[start Information given]
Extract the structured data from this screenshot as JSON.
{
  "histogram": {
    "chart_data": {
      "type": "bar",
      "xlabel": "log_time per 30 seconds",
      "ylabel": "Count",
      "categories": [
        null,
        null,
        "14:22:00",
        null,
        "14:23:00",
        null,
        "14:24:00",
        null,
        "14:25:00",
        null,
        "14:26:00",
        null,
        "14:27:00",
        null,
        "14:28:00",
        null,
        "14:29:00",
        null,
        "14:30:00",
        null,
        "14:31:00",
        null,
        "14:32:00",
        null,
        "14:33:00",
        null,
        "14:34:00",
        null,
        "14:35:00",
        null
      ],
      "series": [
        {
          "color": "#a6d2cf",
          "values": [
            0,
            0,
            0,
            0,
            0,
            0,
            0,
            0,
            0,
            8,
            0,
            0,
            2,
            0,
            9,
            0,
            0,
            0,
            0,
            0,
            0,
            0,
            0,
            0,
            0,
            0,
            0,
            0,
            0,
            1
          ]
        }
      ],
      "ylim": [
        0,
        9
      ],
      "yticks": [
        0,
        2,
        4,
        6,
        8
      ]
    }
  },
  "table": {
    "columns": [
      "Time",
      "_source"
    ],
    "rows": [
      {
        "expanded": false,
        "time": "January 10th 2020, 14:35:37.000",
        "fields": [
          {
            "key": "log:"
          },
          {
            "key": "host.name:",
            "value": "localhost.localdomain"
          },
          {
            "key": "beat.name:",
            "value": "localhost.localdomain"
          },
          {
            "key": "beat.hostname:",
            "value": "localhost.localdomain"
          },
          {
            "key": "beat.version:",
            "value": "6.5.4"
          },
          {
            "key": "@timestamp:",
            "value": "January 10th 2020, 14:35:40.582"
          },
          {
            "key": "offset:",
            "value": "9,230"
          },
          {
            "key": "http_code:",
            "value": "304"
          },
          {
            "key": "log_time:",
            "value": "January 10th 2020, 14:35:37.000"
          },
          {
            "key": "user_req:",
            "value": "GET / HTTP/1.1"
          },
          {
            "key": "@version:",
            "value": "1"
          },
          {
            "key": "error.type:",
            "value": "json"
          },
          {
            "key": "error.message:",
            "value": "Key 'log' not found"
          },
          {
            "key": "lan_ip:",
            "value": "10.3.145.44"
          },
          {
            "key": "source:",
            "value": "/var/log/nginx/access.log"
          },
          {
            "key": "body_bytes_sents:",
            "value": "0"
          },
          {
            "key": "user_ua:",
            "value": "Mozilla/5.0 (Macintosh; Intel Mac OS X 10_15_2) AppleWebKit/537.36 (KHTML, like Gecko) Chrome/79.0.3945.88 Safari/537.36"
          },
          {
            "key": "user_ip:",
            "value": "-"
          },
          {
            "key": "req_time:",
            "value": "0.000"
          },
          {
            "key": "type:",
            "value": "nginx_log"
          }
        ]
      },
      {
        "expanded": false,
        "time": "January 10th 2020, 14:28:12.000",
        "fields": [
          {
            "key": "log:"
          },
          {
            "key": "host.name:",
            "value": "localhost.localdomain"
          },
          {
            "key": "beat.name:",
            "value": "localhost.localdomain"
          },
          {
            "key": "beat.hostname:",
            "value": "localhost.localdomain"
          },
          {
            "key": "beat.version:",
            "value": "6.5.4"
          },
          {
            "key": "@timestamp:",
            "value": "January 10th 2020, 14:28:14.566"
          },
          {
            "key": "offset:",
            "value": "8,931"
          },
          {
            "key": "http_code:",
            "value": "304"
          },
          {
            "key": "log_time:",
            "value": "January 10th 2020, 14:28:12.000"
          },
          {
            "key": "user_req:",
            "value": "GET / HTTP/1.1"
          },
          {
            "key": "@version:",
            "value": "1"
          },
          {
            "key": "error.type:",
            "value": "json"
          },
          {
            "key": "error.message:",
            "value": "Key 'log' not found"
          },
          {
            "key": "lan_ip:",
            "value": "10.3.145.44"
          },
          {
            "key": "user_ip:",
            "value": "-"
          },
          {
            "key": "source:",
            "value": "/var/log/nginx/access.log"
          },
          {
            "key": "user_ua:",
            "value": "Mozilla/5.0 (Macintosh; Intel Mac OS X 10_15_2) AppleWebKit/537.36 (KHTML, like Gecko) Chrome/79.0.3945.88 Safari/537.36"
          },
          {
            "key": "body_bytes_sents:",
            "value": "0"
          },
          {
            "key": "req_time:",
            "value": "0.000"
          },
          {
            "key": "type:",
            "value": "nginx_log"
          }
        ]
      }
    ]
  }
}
[end Information given]
*Exercise requirements:*
Go through the records and print each one exactly.

*The reply:*
Extract the structured data from this screenshot as JSON.
{
  "histogram": {
    "chart_data": {
      "type": "bar",
      "xlabel": "log_time per 30 seconds",
      "ylabel": "Count",
      "categories": [
        null,
        null,
        "14:22:00",
        null,
        "14:23:00",
        null,
        "14:24:00",
        null,
        "14:25:00",
        null,
        "14:26:00",
        null,
        "14:27:00",
        null,
        "14:28:00",
        null,
        "14:29:00",
        null,
        "14:30:00",
        null,
        "14:31:00",
        null,
        "14:32:00",
        null,
        "14:33:00",
        null,
        "14:34:00",
        null,
        "14:35:00",
        null
      ],
      "series": [
        {
          "color": "#a6d2cf",
          "values": [
            0,
            0,
            0,
            0,
            0,
            0,
            0,
            0,
            0,
            8,
            0,
            0,
            2,
            0,
            9,
            0,
            0,
            0,
            0,
            0,
            0,
            0,
            0,
            0,
            0,
            0,
            0,
            0,
            0,
            1
          ]
        }
      ],
      "ylim": [
        0,
        9
      ],
      "yticks": [
        0,
        2,
        4,
        6,
        8
      ]
    }
  },
  "table": {
    "columns": [
      "Time",
      "_source"
    ],
    "rows": [
      {
        "expanded": false,
        "time": "January 10th 2020, 14:35:37.000",
        "fields": [
          {
            "key": "log:"
          },
          {
            "key": "host.name:",
            "value": "localhost.localdomain"
          },
          {
            "key": "beat.name:",
            "value": "localhost.localdomain"
          },
          {
            "key": "beat.hostname:",
            "value": "localhost.localdomain"
          },
          {
            "key": "beat.version:",
            "value": "6.5.4"
          },
          {
            "key": "@timestamp:",
            "value": "January 10th 2020, 14:35:40.582"
          },
          {
            "key": "offset:",
            "value": "9,230"
          },
          {
            "key": "http_code:",
            "value": "304"
          },
          {
            "key": "log_time:",
            "value": "January 10th 2020, 14:35:37.000"
          },
          {
            "key": "user_req:",
            "value": "GET / HTTP/1.1"
          },
          {
            "key": "@version:",
            "value": "1"
          },
          {
            "key": "error.type:",
            "value": "json"
          },
          {
            "key": "error.message:",
            "value": "Key 'log' not found"
          },
          {
            "key": "lan_ip:",
            "value": "10.3.145.44"
          },
          {
            "key": "source:",
            "value": "/var/log/nginx/access.log"
          },
          {
            "key": "body_bytes_sents:",
            "value": "0"
          },
          {
            "key": "user_ua:",
            "value": "Mozilla/5.0 (Macintosh; Intel Mac OS X 10_15_2) AppleWebKit/537.36 (KHTML, like Gecko) Chrome/79.0.3945.88 Safari/537.36"
          },
          {
            "key": "user_ip:",
            "value": "-"
          },
          {
            "key": "req_time:",
            "value": "0.000"
          },
          {
            "key": "type:",
            "value": "nginx_log"
          }
        ]
      },
      {
        "expanded": false,
        "time": "January 10th 2020, 14:28:12.000",
        "fields": [
          {
            "key": "log:"
          },
          {
            "key": "host.name:",
            "value": "localhost.localdomain"
          },
          {
            "key": "beat.name:",
            "value": "localhost.localdomain"
          },
          {
            "key": "beat.hostname:",
            "value": "localhost.localdomain"
          },
          {
            "key": "beat.version:",
            "value": "6.5.4"
          },
          {
            "key": "@timestamp:",
            "value": "January 10th 2020, 14:28:14.566"
          },
          {
            "key": "offset:",
            "value": "8,931"
          },
          {
            "key": "http_code:",
            "value": "304"
          },
          {
            "key": "log_time:",
            "value": "January 10th 2020, 14:28:12.000"
          },
          {
            "key": "user_req:",
            "value": "GET / HTTP/1.1"
          },
          {
            "key": "@version:",
            "value": "1"
          },
          {
            "key": "error.type:",
            "value": "json"
          },
          {
            "key": "error.message:",
            "value": "Key 'log' not found"
          },
          {
            "key": "lan_ip:",
            "value": "10.3.145.44"
          },
          {
            "key": "user_ip:",
            "value": "-"
          },
          {
            "key": "source:",
            "value": "/var/log/nginx/access.log"
          },
          {
            "key": "user_ua:",
            "value": "Mozilla/5.0 (Macintosh; Intel Mac OS X 10_15_2) AppleWebKit/537.36 (KHTML, like Gecko) Chrome/79.0.3945.88 Safari/537.36"
          },
          {
            "key": "body_bytes_sents:",
            "value": "0"
          },
          {
            "key": "req_time:",
            "value": "0.000"
          },
          {
            "key": "type:",
            "value": "nginx_log"
          }
        ]
      }
    ]
  }
}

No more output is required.